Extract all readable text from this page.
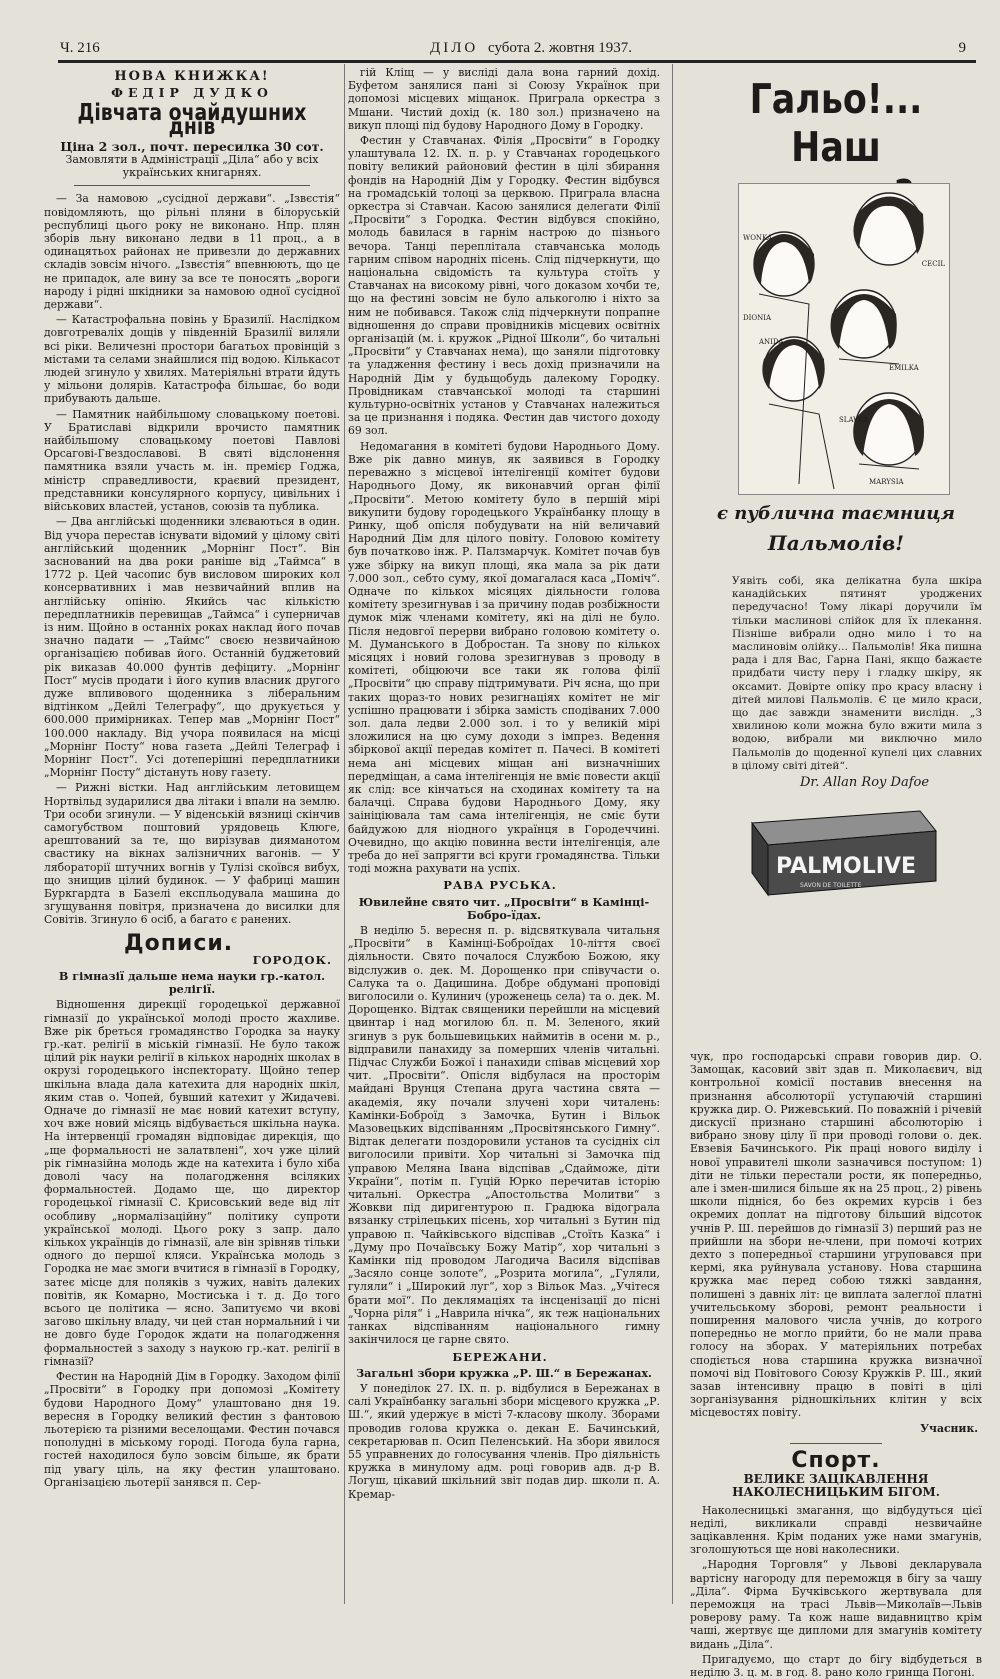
Ч. 216	ДІЛО субота 2. жовтня 1937.	9
НОВА КНИЖКА!
ФЕДІР ДУДКО
Дівчата очайдушних днів
Ціна 2 зол., почт. пересилка 30 сот.
Замовляти в Адміністрації „Діла“ або у всіх українських книгарнях.

— За намовою „сусідної держави“. „Ізвєстія“ повідомляють, що рільні пляни в білоруській республиці цього року не виконано. Нпр. плян зборів льну виконано ледви в 11 проц., а в одинацятьох районах не привезли до державних складів зовсім нічого. „Ізвєстія“ впевнюють, що це не припадок, але вину за все те поносять „вороги народу і рідні шкідники за намовою одної сусідної держави“.

— Катастрофальна повінь у Бразилії. Наслідком довготреваліх дощів у південній Бразилії виляли всі ріки. Величезні простори багатьох провінцій з містами та селами знайшлися під водою. Кількасот людей згинуло у хвилях. Матеріяльні втрати йдуть у мільони долярів. Катастрофа більшає, бо води прибувають дальше.

— Памятник найбільшому словацькому поетові. У Братиславі відкрили врочисто памятник найбільшому словацькому поетові Павлові Орсагові-Гвездославові. В святі відслонення памятника взяли участь м. ін. премієр Годжа, міністр справедливости, краєвий президент, представники консулярного корпусу, цивільних і військових властей, установ, союзів та публика.

— Два англійські щоденники злєваються в один. Від учора перестав існувати відомий у цілому світі англійський щоденник „Морнінг Пост“. Він заснований на два роки раніше від „Таймса“ в 1772 р. Цей часопис був висловом широких кол консервативних і мав незвичайний вплив на англійську опінію. Якийсь час кількістю передплатників перевищав „Таймса“ і суперничав із ним. Щойно в останніх роках наклад його почав значно падати — „Таймс“ своєю незвичайною організацією побивав його. Останній буджетовий рік виказав 40.000 фунтів дефіциту. „Морнінг Пост“ мусів продати і його купив власник другого дуже впливового щоденника з ліберальним відтінком „Дейлі Телеграфу“, що друкується у 600.000 примірниках. Тепер мав „Морнінг Пост“ 100.000 накладу. Від учора появилася на місці „Морнінг Посту“ нова газета „Дейлі Телеграф і Морнінг Пост“. Усі дотеперішні передплатники „Морнінг Посту“ дістануть нову газету.

— Рижні вістки. Над англійським летовищем Нортвільд зударилися два літаки і впали на землю. Три особи згинули. — У віденській вязниці скінчив самогубством поштовий урядовець Клюге, арештований за те, що вирізував дияманотом свастику на вікнах залізничних вагонів. — У лябораторії штучних вогнів у Тулізі скоївся вибух, що знищив цілий будинок. — У фабриці машин Буркгардта в Базелі експльодувала машина до згущування повітря, призначена до висилки для Совітів. Згинуло 6 осіб, а багато є ранених.

Дописи.
ГОРОДОК.
В гімназії дальше нема науки гр.-катол. релігії.

Відношення дирекції городецької державної гімназії до української молоді просто жахливе. Вже рік бреться громадянство Городка за науку гр.-кат. релігії в міській гімназії. Не було також цілий рік науки релігії в кількох народніх школах в окрузі городецького інспекторату. Щойно тепер шкільна влада дала катехита для народніх шкіл, яким став о. Чопей, бувший катехит у Жидачеві. Одначе до гімназії не має новий катехит вступу, хоч вже новий місяць відбувається шкільна наука. На інтервенції громадян відповідає дирекція, що „ще формальності не залатвлені“, хоч уже цілий рік гімназійна молодь жде на катехита і було хіба доволі часу на полагодження всіляких формальностей. Додамо ще, що директор городецької гімназії С. Крисовський веде від літ особливу „нормалізаційну“ політику супроти української молоді. Цього року з запр. дало кількох українців до гімназії, але він зрівняв тільки одного до першої кляси. Українська молодь з Городка не має змоги вчитися в гімназії в Городку, затеє місце для поляків з чужих, навіть далеких повітів, як Комарно, Мостиська і т. д. До того всього це політика — ясно. Запитуємо чи вкові загово шкільну владу, чи цей стан нормальний і чи не довго буде Городок ждати на полагодження формальностей з заходу з наукою гр.-кат. релігії в гімназії?

Фестин на Народній Дім в Городку. Заходом філії „Просвіти“ в Городку при допомозі „Комітету будови Народного Дому“ улаштовано дня 19. вересня в Городку великий фестин з фантовою льотерією та різними веселощами. Фестин почався пополудні в міському городі. Погода була гарна, гостей находилося було зовсім більше, як брати під увагу ціль, на яку фестин улаштовано. Організацією льотерії занявся п. Сер-

гій Кліщ — у висліді дала вона гарний дохід. Буфетом занялися пані зі Союзу Українок при допомозі місцевих міщанок. Приграла оркестра з Мшани. Чистий дохід (к. 180 зол.) призначено на викуп площі під будову Народного Дому в Городку.

Фестин у Ставчанах. Філія „Просвіти“ в Городку улаштувала 12. IX. п. р. у Ставчанах городецького повіту великий районовий фестин в цілі збирання фондів на Народній Дім у Городку. Фестин відбувся на громадській толоці за церквою. Приграла власна оркестра зі Ставчан. Касою занялися делегати Філії „Просвіти“ з Городка. Фестин відбувся спокійно, молодь бавилася в гарнім настрою до пізнього вечора. Танці переплітала ставчанська молодь гарним співом народніх пісень. Слід підчеркнути, що національна свідомість та культура стоїть у Ставчанах на високому рівні, чого доказом хочби те, що на фестині зовсім не було алькоголю і ніхто за ним не побивався. Також слід підчеркнути попрапне відношення до справи провідників місцевих освітніх організацій (м. і. кружок „Рідної Школи“, бо читальні „Просвіти“ у Ставчанах нема), що заняли підготовку та уладження фестину і весь дохід призначили на Народній Дім у будьщобудь далекому Городку. Провідникам ставчанської молоді та старшині культурно-освітніх установ у Ставчанах належиться за це признання і подяка. Фестин дав чистого доходу 69 зол.

Недомагання в комітеті будови Народнього Дому. Вже рік давно минув, як заявився в Городку переважно з місцевої інтелігенції комітет будови Народнього Дому, як виконавчий орган філії „Просвіти“. Метою комітету було в першій мірі викупити будову городецького Українбанку площу в Ринку, щоб опісля побудувати на ній величавий Народний Дім для цілого повіту. Головою комітету був початково інж. Р. Палзмарчук. Комітет почав був уже збірку на викуп площі, яка мала за рік дати 7.000 зол., себто суму, якої домагалася каса „Поміч“. Одначе по кількох місяцях діяльности голова комітету зрезигнував і за причину подав розбіжности думок між членами комітету, які на ділі не було. Після недовгої перерви вибрано головою комітету о. М. Думанського в Добростан. Та знову по кількох місяцях і новий голова зрезигнував з проводу в комітеті, обіцюючи все таки як голова філії „Просвіти“ цю справу підтримувати. Річ ясна, що при таких щораз-то нових резигнаціях комітет не міг успішно працювати і збірка замість сподіваних 7.000 зол. дала ледви 2.000 зол. і то у великій мірі зложилися на цю суму доходи з імпрез. Ведення збіркової акції передав комітет п. Пачесі. В комітеті нема ані місцевих міщан ані визначніших передміщан, а сама інтелігенція не вміє повести акції як слід: все кінчаться на сходинах комітету та на балачці. Справа будови Народнього Дому, яку заініціювала там сама інтелігенція, не сміє бути байдужою для ніодного українця в Городеччині. Очевидно, що акцію повинна вести інтелігенція, але треба до неї запрягти всі круги громадянства. Тільки тоді можна рахувати на успіх.

РАВА РУСЬКА.
Ювилейне свято чит. „Просвіти“ в Камінці-Бобро-їдах.

В неділю 5. вересня п. р. відсвяткувала читальня „Просвіти“ в Камінці-Боброїдах 10-ліття своєї діяльности. Свято почалося Службою Божою, яку відслужив о. дек. М. Дорощенко при співучасти о. Салука та о. Дацишина. Добре обдумані проповіді виголосили о. Кулинич (уроженець села) та о. дек. М. Дорощенко. Відтак священики перейшли на місцевий цвинтар і над могилою бл. п. М. Зеленого, який згинув з рук большевицьких наймитів в осени м. р., відправили панахиду за померших членів читальні. Підчас Служби Божої і панахиди співав місцевий хор чит. „Просвіти“. Опісля відбулася на просторім майдані Врунця Степана друга частина свята — академія, яку почали злучені хори читалень: Камінки-Боброїд з Замочка, Бутин і Вільок Мазовецьких відспіванням „Просвітянського Гимну“. Відтак делегати поздоровили установ та сусідніх сіл виголосили привіти. Хор читальні зі Замочка під управою Меляна Івана відспівав „Сдайможе, діти України“, потім п. Гуцій Юрко перечитав історію читальні. Оркестра „Апостольства Молитви“ з Жовкви під диригентурою п. Градюка відограла вязанку стрілецьких пісень, хор читальні з Бутин під управою п. Чайківського відспівав „Стоїть Казка“ і „Думу про Почаївську Божу Матір“, хор читальні з Камінки під проводом Лагодича Василя відспівав „Засяло сонце золоте“, „Розрита могила“, „Гуляли, гуляли“ і „Широкий луг“, хор з Вільок Маз. „Учітеся брати мої“. По деклямаціях та інсценізації до пісні „Чорна ріля“ і „Наврила нічка“, як теж національних танках відспіванням національного гимну закінчилося це гарне свято.

БЕРЕЖАНИ.
Загальні збори кружка „Р. Ш.“ в Бережанах.

У понеділок 27. IX. п. р. відбулися в Бережанах в салі Українбанку загальні збори місцевого кружка „Р. Ш.“, який удержує в місті 7-класову школу. Зборами проводив голова кружка о. декан Е. Бачинський, секретарював п. Осип Пеленський. На збори явилося 55 управнених до голосування членів. Про діяльність кружка в минулому адм. році говорив адв. д-р В. Логуш, цікавий шкільний звіт подав дир. школи п. А. Кремар-

Гальо!...
Наш
WONKA
CECIL
DIONIA
ANIDA
EMILKA
SLAVKA
MARYSIA
є публична таємниця
Пальмолів!
Уявіть собі, яка делікатна була шкіра канадійських пятинят уроджених передучасно! Тому лікарі доручили їм тільки маслинові слійок для їх плекання. Пізніше вибрали одно мило і то на маслиновім олійку... Пальмолів! Яка пишна рада і для Вас, Гарна Пані, якщо бажаєте придбати чисту перу і гладку шкіру, як оксамит. Довірте опіку про красу власну і дітей милові Пальмолів. Є це мило краси, що дає завжди знаменити вислідн. „З хвилиною коли можна було вжити мила з водою, вибрали ми виключно мило Пальмолів до щоденної купелі цих славних в цілому світі дітей“.
Dr. Allan Roy Dafoe
PALMOLIVE
SAVON DE TOILETTE

чук, про господарські справи говорив дир. О. Замощак, касовий звіт здав п. Миколаєвич, від контрольної комісії поставив внесення на признання абсолюторії уступаючій старшині кружка дир. О. Рижевський. По поважній і річевій дискусії признано старшині абсолюторію і вибрано знову цілу її при проводі голови о. дек. Евзевія Бачинського. Рік праці нового виділу і нової управителі школи зазначився поступом: 1) діти не тільки перестали рости, як попередньо, але і змен-шилися більше як на 25 проц., 2) рівень школи підніся, бо без окремих курсів і без окремих доплат на підготову більший відсоток учнів Р. Ш. перейшов до гімназії 3) перший раз не прийшли на збори не-члени, при помочі котрих дехто з попередньої старшини угруповався при кермі, яка руйнувала установу. Нова старшина кружка має перед собою тяжкі завдання, полишені з давніх літ: це виплата залеглої платні учительському зборові, ремонт реальности і поширення малового числа учнів, до котрого попередньо не могло прийти, бо не мали права голосу на зборах. У матеріяльних потребах сподіється нова старшина кружка визначної помочі від Повітового Союзу Кружків Р. Ш., який зазав інтенсивну працю в повіті в цілі зорганізування рідношкільних клітин у всіх місцевостях повіту.

Учасник.
Спорт.
ВЕЛИКЕ ЗАЦІКАВЛЕННЯ НАКОЛЕСНИЦЬКИМ БІГОМ.

Наколесницькі змагання, що відбудуться цієї неділі, викликали справді незвичайне зацікавлення. Крім поданих уже нами змагунів, зголошуються ще нові наколесники.

„Народня Торговля“ у Львові декларувала вартісну нагороду для переможця в бігу за чашу „Діла“. Фірма Бучківського жертвувала для переможця на трасі Львів—Миколаїв—Львів роверову раму. Та кож наше видавництво крім чаші, жертвує ще дипломи для змагунів комітету видань „Діла“.

Пригадуємо, що старт до бігу відбудеться в неділю 3. ц. м. в год. 8. рано коло гринща Погоні.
○ ○ ○ ○ ○ ○ ○
§ WORK TO COMPLETE
Pick out every line holding the string "бігу" and return it.

§ EXERCISE OUTPUT
„Народня Торговля“ у Львові декларувала вартісну нагороду для переможця в бігу за чашу „Діла“. Фірма Бучківського жертвувала для переможця на трасі Львів—Миколаїв—Львів роверову раму. Та кож наше видавництво крім чаші, жертвує ще дипломи для змагунів комітету видань „Діла“.
Пригадуємо, що старт до бігу відбудеться в неділю 3. ц. м. в год. 8. рано коло гринща Погоні.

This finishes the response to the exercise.